### WHAT IS NEEDED
Give the entries again exactly, every one of them.

### DATA
┌──

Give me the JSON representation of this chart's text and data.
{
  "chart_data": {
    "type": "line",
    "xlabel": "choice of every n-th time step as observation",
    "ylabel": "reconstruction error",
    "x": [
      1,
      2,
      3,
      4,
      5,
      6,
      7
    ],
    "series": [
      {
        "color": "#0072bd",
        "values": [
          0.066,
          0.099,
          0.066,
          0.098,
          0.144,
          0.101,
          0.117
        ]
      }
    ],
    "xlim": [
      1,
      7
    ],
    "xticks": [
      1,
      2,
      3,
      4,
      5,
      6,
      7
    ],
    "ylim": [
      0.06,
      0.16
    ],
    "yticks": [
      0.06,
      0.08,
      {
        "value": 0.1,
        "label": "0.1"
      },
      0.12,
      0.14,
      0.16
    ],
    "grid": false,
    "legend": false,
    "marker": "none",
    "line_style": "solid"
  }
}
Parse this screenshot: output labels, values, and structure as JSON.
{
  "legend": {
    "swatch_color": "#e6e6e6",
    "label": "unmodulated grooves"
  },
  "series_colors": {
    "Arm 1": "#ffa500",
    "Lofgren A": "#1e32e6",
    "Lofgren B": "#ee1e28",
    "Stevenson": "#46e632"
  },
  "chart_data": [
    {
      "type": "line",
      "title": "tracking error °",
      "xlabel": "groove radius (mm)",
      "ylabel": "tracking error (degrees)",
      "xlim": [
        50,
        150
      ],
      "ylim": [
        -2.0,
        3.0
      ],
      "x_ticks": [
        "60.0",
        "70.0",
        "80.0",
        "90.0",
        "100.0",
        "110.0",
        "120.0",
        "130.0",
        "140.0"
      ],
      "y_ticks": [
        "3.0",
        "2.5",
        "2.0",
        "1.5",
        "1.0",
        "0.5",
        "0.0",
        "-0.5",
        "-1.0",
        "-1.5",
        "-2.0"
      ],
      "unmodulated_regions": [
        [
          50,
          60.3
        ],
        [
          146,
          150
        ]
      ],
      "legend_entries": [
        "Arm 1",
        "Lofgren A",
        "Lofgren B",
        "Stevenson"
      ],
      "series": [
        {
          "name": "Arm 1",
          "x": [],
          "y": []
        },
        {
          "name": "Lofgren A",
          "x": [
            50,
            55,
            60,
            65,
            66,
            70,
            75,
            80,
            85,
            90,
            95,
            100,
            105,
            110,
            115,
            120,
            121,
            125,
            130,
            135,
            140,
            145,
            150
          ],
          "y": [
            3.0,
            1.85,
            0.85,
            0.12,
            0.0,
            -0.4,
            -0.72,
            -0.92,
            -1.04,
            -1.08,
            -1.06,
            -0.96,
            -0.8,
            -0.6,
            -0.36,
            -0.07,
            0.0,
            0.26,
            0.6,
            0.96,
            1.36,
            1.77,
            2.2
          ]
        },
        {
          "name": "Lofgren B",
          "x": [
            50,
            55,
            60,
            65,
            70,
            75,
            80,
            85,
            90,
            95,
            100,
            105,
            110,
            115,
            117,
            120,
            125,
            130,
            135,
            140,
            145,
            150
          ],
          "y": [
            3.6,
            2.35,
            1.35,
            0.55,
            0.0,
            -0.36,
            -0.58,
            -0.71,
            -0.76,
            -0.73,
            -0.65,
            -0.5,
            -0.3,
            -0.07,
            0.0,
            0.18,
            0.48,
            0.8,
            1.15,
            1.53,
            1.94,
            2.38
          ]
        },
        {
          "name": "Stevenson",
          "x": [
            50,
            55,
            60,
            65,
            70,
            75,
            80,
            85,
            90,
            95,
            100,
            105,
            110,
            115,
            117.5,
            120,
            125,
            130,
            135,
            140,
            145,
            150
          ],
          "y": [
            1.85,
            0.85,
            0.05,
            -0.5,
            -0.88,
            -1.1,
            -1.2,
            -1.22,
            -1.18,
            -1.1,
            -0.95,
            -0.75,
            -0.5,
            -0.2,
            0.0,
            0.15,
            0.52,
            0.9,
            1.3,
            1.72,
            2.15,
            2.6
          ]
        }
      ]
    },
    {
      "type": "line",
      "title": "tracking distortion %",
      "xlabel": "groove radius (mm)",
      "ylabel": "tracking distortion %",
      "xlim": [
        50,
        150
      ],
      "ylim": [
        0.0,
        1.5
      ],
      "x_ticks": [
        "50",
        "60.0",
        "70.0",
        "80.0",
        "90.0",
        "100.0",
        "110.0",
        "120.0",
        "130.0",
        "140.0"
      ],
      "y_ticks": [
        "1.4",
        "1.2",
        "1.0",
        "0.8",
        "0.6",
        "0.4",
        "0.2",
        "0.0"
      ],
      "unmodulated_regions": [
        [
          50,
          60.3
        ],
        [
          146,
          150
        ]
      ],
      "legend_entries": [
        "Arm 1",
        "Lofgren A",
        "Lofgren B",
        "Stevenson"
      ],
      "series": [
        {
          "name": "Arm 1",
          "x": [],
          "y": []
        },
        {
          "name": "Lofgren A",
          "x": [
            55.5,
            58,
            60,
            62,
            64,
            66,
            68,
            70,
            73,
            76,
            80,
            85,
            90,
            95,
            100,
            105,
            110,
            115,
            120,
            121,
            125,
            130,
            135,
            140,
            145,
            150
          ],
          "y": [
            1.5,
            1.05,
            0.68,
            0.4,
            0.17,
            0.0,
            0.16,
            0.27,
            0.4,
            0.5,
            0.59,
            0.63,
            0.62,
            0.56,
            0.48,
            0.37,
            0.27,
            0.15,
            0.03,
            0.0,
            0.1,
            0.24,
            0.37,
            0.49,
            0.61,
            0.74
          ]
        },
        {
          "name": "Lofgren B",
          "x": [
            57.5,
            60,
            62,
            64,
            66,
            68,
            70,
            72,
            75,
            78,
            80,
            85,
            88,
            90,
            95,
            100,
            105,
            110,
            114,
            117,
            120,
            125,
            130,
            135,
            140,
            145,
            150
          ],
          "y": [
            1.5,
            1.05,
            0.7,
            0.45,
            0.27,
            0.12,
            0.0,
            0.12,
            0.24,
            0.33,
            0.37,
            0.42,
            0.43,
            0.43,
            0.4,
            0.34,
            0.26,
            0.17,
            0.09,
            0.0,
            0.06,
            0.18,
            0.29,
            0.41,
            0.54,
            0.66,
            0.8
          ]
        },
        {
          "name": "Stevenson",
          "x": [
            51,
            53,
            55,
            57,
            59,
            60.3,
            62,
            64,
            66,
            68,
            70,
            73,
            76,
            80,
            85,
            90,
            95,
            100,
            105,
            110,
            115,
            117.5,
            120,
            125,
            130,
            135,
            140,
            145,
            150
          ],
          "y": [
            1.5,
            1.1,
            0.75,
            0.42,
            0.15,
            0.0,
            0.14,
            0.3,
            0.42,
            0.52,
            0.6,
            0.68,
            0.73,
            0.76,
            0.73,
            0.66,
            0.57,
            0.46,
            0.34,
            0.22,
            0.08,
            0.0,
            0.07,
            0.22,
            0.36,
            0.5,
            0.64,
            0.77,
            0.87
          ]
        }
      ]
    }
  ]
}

└──

### FINAL ANSWER
Give me the JSON representation of this chart's text and data.
{
  "chart_data": {
    "type": "line",
    "xlabel": "choice of every n-th time step as observation",
    "ylabel": "reconstruction error",
    "x": [
      1,
      2,
      3,
      4,
      5,
      6,
      7
    ],
    "series": [
      {
        "color": "#0072bd",
        "values": [
          0.066,
          0.099,
          0.066,
          0.098,
          0.144,
          0.101,
          0.117
        ]
      }
    ],
    "xlim": [
      1,
      7
    ],
    "xticks": [
      1,
      2,
      3,
      4,
      5,
      6,
      7
    ],
    "ylim": [
      0.06,
      0.16
    ],
    "yticks": [
      0.06,
      0.08,
      {
        "value": 0.1,
        "label": "0.1"
      },
      0.12,
      0.14,
      0.16
    ],
    "grid": false,
    "legend": false,
    "marker": "none",
    "line_style": "solid"
  }
}
Parse this screenshot: output labels, values, and structure as JSON.
{
  "legend": {
    "swatch_color": "#e6e6e6",
    "label": "unmodulated grooves"
  },
  "series_colors": {
    "Arm 1": "#ffa500",
    "Lofgren A": "#1e32e6",
    "Lofgren B": "#ee1e28",
    "Stevenson": "#46e632"
  },
  "chart_data": [
    {
      "type": "line",
      "title": "tracking error °",
      "xlabel": "groove radius (mm)",
      "ylabel": "tracking error (degrees)",
      "xlim": [
        50,
        150
      ],
      "ylim": [
        -2.0,
        3.0
      ],
      "x_ticks": [
        "60.0",
        "70.0",
        "80.0",
        "90.0",
        "100.0",
        "110.0",
        "120.0",
        "130.0",
        "140.0"
      ],
      "y_ticks": [
        "3.0",
        "2.5",
        "2.0",
        "1.5",
        "1.0",
        "0.5",
        "0.0",
        "-0.5",
        "-1.0",
        "-1.5",
        "-2.0"
      ],
      "unmodulated_regions": [
        [
          50,
          60.3
        ],
        [
          146,
          150
        ]
      ],
      "legend_entries": [
        "Arm 1",
        "Lofgren A",
        "Lofgren B",
        "Stevenson"
      ],
      "series": [
        {
          "name": "Arm 1",
          "x": [],
          "y": []
        },
        {
          "name": "Lofgren A",
          "x": [
            50,
            55,
            60,
            65,
            66,
            70,
            75,
            80,
            85,
            90,
            95,
            100,
            105,
            110,
            115,
            120,
            121,
            125,
            130,
            135,
            140,
            145,
            150
          ],
          "y": [
            3.0,
            1.85,
            0.85,
            0.12,
            0.0,
            -0.4,
            -0.72,
            -0.92,
            -1.04,
            -1.08,
            -1.06,
            -0.96,
            -0.8,
            -0.6,
            -0.36,
            -0.07,
            0.0,
            0.26,
            0.6,
            0.96,
            1.36,
            1.77,
            2.2
          ]
        },
        {
          "name": "Lofgren B",
          "x": [
            50,
            55,
            60,
            65,
            70,
            75,
            80,
            85,
            90,
            95,
            100,
            105,
            110,
            115,
            117,
            120,
            125,
            130,
            135,
            140,
            145,
            150
          ],
          "y": [
            3.6,
            2.35,
            1.35,
            0.55,
            0.0,
            -0.36,
            -0.58,
            -0.71,
            -0.76,
            -0.73,
            -0.65,
            -0.5,
            -0.3,
            -0.07,
            0.0,
            0.18,
            0.48,
            0.8,
            1.15,
            1.53,
            1.94,
            2.38
          ]
        },
        {
          "name": "Stevenson",
          "x": [
            50,
            55,
            60,
            65,
            70,
            75,
            80,
            85,
            90,
            95,
            100,
            105,
            110,
            115,
            117.5,
            120,
            125,
            130,
            135,
            140,
            145,
            150
          ],
          "y": [
            1.85,
            0.85,
            0.05,
            -0.5,
            -0.88,
            -1.1,
            -1.2,
            -1.22,
            -1.18,
            -1.1,
            -0.95,
            -0.75,
            -0.5,
            -0.2,
            0.0,
            0.15,
            0.52,
            0.9,
            1.3,
            1.72,
            2.15,
            2.6
          ]
        }
      ]
    },
    {
      "type": "line",
      "title": "tracking distortion %",
      "xlabel": "groove radius (mm)",
      "ylabel": "tracking distortion %",
      "xlim": [
        50,
        150
      ],
      "ylim": [
        0.0,
        1.5
      ],
      "x_ticks": [
        "50",
        "60.0",
        "70.0",
        "80.0",
        "90.0",
        "100.0",
        "110.0",
        "120.0",
        "130.0",
        "140.0"
      ],
      "y_ticks": [
        "1.4",
        "1.2",
        "1.0",
        "0.8",
        "0.6",
        "0.4",
        "0.2",
        "0.0"
      ],
      "unmodulated_regions": [
        [
          50,
          60.3
        ],
        [
          146,
          150
        ]
      ],
      "legend_entries": [
        "Arm 1",
        "Lofgren A",
        "Lofgren B",
        "Stevenson"
      ],
      "series": [
        {
          "name": "Arm 1",
          "x": [],
          "y": []
        },
        {
          "name": "Lofgren A",
          "x": [
            55.5,
            58,
            60,
            62,
            64,
            66,
            68,
            70,
            73,
            76,
            80,
            85,
            90,
            95,
            100,
            105,
            110,
            115,
            120,
            121,
            125,
            130,
            135,
            140,
            145,
            150
          ],
          "y": [
            1.5,
            1.05,
            0.68,
            0.4,
            0.17,
            0.0,
            0.16,
            0.27,
            0.4,
            0.5,
            0.59,
            0.63,
            0.62,
            0.56,
            0.48,
            0.37,
            0.27,
            0.15,
            0.03,
            0.0,
            0.1,
            0.24,
            0.37,
            0.49,
            0.61,
            0.74
          ]
        },
        {
          "name": "Lofgren B",
          "x": [
            57.5,
            60,
            62,
            64,
            66,
            68,
            70,
            72,
            75,
            78,
            80,
            85,
            88,
            90,
            95,
            100,
            105,
            110,
            114,
            117,
            120,
            125,
            130,
            135,
            140,
            145,
            150
          ],
          "y": [
            1.5,
            1.05,
            0.7,
            0.45,
            0.27,
            0.12,
            0.0,
            0.12,
            0.24,
            0.33,
            0.37,
            0.42,
            0.43,
            0.43,
            0.4,
            0.34,
            0.26,
            0.17,
            0.09,
            0.0,
            0.06,
            0.18,
            0.29,
            0.41,
            0.54,
            0.66,
            0.8
          ]
        },
        {
          "name": "Stevenson",
          "x": [
            51,
            53,
            55,
            57,
            59,
            60.3,
            62,
            64,
            66,
            68,
            70,
            73,
            76,
            80,
            85,
            90,
            95,
            100,
            105,
            110,
            115,
            117.5,
            120,
            125,
            130,
            135,
            140,
            145,
            150
          ],
          "y": [
            1.5,
            1.1,
            0.75,
            0.42,
            0.15,
            0.0,
            0.14,
            0.3,
            0.42,
            0.52,
            0.6,
            0.68,
            0.73,
            0.76,
            0.73,
            0.66,
            0.57,
            0.46,
            0.34,
            0.22,
            0.08,
            0.0,
            0.07,
            0.22,
            0.36,
            0.5,
            0.64,
            0.77,
            0.87
          ]
        }
      ]
    }
  ]
}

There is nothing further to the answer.